● **Bloco de texto**
=-=-=-=-=
Neste momento em que palavras se liquidificam e argumentos tornam-se cusparadas, até por dever de ofício sempre me pergunto o que é importante e como não perder o foco. O processo de impeachment segue seu rumo no Congresso, é hora de apressar o processo de reconstrução econômica, buscar atrair investimentos mais rapidamente, atenuar a crise no mercado de trabalho.
Os diagnósticos já conhecidos parecem convergir para um objetivo de retomada do crescimento com proteção dos mais vulneráveis. Uma das críticas ao Bolsa Família era a ausência de foco nos mais vulneráveis, precisamente para alcançar o melhor efeito com o dinheiro. A dispersão do modelo petista traz mais votos, mas tem menos eficácia. Vamos esperar a dança dos nomes e a chegada do momento em que possamos reagir, saindo logo desse pesadelo nacional. Uma capa de revista com cartaz “help” na estátua de Cristo expressa esse sentimento.
=-=-=-=-=
● **Linhas de dados**
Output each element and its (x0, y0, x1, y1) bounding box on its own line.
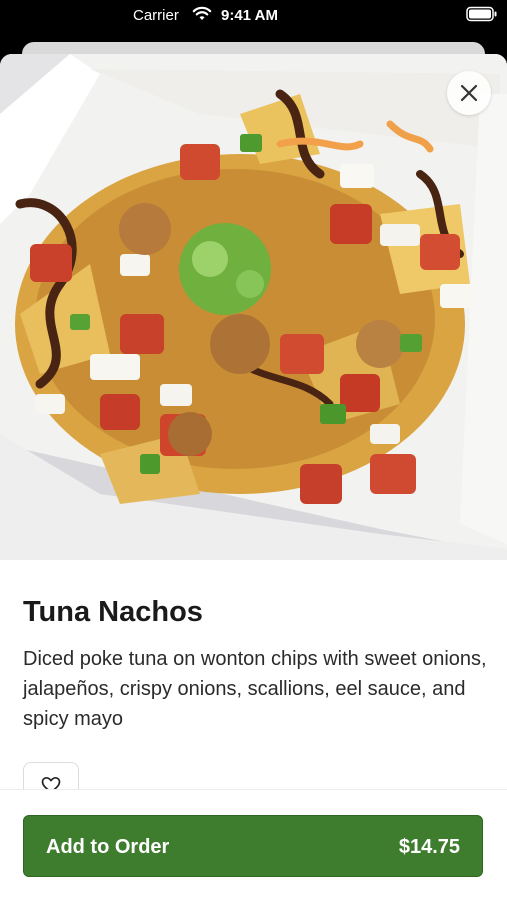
=-=-=-=-=
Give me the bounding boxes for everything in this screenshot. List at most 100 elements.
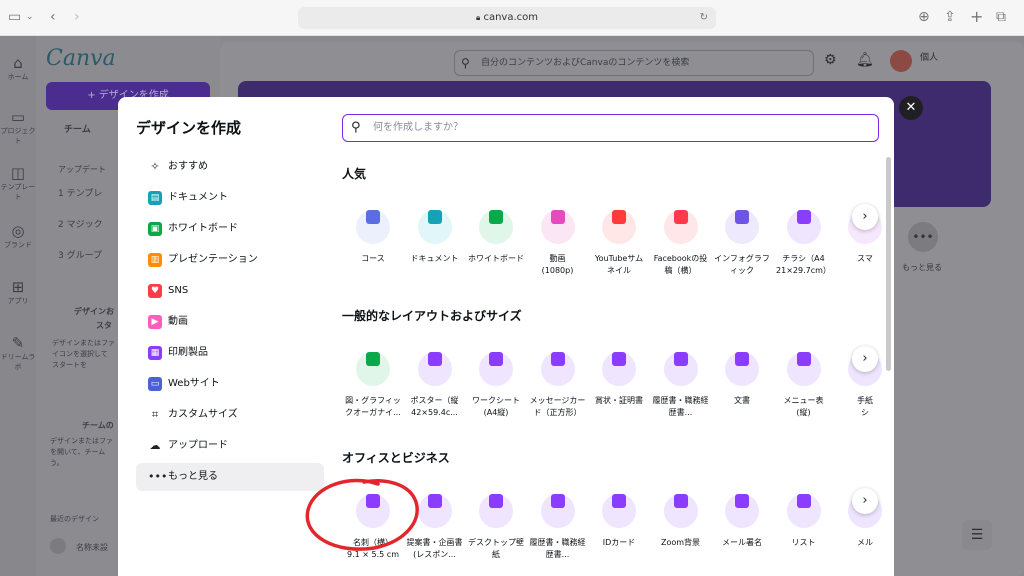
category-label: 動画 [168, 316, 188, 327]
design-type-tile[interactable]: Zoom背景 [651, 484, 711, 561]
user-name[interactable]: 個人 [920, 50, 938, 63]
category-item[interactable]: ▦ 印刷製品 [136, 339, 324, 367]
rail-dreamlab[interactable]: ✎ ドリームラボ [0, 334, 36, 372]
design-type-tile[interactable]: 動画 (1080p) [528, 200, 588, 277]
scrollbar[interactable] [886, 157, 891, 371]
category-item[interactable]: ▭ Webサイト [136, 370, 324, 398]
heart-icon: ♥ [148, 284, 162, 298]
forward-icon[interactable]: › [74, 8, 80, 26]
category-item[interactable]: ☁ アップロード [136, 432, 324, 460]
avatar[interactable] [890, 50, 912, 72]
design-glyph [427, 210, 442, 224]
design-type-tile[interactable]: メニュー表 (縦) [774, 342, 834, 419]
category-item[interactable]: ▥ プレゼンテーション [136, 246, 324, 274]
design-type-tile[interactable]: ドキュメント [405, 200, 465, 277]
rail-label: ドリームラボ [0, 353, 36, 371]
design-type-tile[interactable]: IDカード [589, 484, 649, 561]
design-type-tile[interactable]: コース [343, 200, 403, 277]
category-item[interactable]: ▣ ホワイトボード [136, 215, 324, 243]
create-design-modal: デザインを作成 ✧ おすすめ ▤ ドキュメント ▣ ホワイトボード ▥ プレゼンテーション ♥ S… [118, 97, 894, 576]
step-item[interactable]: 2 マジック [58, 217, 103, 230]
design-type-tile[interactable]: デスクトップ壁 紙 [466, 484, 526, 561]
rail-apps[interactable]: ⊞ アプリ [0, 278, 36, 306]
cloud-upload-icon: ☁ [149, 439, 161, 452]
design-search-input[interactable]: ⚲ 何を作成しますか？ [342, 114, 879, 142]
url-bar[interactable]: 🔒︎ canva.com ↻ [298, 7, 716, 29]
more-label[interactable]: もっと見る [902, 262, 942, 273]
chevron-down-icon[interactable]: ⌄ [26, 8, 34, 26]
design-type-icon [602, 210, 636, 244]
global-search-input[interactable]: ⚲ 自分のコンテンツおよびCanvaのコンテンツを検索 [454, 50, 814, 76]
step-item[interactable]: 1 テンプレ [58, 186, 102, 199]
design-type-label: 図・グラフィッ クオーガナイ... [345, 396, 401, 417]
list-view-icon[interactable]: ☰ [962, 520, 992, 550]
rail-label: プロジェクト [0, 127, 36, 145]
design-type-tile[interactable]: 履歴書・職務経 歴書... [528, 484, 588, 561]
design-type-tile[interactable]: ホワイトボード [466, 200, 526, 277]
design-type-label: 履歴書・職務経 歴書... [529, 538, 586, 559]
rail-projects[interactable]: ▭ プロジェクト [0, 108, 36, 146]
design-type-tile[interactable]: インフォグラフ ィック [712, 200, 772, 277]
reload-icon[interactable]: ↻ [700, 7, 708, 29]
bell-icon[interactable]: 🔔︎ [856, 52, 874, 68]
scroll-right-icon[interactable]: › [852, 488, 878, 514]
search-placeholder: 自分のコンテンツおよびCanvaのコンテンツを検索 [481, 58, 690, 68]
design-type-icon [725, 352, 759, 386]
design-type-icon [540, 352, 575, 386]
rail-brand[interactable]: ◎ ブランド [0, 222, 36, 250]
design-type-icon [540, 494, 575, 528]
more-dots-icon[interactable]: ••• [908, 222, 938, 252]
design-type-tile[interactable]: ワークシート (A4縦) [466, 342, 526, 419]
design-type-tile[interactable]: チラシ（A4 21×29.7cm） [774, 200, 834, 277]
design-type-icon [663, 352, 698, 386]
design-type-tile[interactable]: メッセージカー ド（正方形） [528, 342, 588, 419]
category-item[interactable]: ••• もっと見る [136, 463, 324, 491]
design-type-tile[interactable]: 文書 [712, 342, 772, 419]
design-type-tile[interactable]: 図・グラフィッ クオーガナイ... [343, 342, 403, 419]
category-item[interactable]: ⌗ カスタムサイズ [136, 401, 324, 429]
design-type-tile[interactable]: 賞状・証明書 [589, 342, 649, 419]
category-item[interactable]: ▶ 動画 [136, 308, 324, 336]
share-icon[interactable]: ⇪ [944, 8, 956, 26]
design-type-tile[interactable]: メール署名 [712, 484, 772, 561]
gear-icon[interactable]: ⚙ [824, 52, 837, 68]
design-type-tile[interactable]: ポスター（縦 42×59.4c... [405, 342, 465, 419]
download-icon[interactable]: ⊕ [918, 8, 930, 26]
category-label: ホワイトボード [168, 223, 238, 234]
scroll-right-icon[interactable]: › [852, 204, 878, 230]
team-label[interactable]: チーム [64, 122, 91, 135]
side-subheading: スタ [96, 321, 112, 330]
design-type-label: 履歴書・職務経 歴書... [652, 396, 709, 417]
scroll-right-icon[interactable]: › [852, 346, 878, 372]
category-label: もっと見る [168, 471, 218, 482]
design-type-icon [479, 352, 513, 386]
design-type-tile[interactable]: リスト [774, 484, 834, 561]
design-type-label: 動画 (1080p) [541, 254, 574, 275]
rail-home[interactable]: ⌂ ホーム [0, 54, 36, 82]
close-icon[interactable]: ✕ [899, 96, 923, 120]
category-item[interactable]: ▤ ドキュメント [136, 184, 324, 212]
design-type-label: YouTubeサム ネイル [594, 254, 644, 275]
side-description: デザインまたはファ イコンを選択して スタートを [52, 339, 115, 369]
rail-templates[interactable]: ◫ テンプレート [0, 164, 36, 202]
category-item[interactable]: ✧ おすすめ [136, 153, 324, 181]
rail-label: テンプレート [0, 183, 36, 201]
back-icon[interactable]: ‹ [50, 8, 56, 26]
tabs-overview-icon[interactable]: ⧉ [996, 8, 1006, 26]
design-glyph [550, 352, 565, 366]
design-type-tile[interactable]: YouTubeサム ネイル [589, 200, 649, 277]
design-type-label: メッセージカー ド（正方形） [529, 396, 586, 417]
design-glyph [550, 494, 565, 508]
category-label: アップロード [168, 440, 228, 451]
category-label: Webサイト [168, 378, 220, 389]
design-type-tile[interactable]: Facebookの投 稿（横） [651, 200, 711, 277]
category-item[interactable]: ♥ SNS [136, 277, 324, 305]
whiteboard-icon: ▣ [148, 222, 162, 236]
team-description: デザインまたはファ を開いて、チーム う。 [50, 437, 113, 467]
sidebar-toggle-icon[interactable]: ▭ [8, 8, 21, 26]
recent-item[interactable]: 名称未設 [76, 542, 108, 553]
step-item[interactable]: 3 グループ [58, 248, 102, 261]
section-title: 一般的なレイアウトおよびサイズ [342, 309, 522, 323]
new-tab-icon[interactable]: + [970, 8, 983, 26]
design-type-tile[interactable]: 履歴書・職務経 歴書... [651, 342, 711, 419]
=-=-=-=-=
● **Exercício proposto 1**
Por favor, responda: segundo o texto sobre o impeachment e a reconstrução econômica, qual era uma das críticas ao Bolsa Família?
● **Exercício proposto 2**
Retome o texto sobre o impeachment e a reconstrução econômica a partir do ponto em que ele termina.

● **Resultado do exercício 1**
A ausência de foco nos mais vulneráveis.

● **Resultado do exercício 2**
A energia de reconstrução talvez seja mais leve do que dos embates políticos do momento. Um segundo e importante front é a transparência sobre o que se passou no governo. Só a Lava-Jato colheu 65 delações premiadas. Num único fim de semana, três importantes depoimentos apareceram. Um deles, da publicitária Danielle Fonteles, revela como o esquema de propina sustentou a propaganda do PT e a folha dos blogueiros chapa-branca. Em outro, Mônica Moura, mulher de João Santana, revela que recebeu dinheiro por interferência do ex-ministro Guido Mantega. Finalmente, o dono da Engevix, José Gomes Sobrinho, revelou seu esquema de propinas pagas ao PT e ao PMDB, citando Renan e Temer. Todo esse conjunto de dados vai estar à disposição para que todos se interessem, leiam e saibam como operou o governo, como se venceram as eleições. Depois de tudo isso digerido, será mais fácil conversar. De vez em quando chegam críticas pesadas. No mesmo tom raivoso das ruas. Para alguns deles, sou velho e amargurado. Minhas ideias são medidas pelos anos e não pela sua consistência.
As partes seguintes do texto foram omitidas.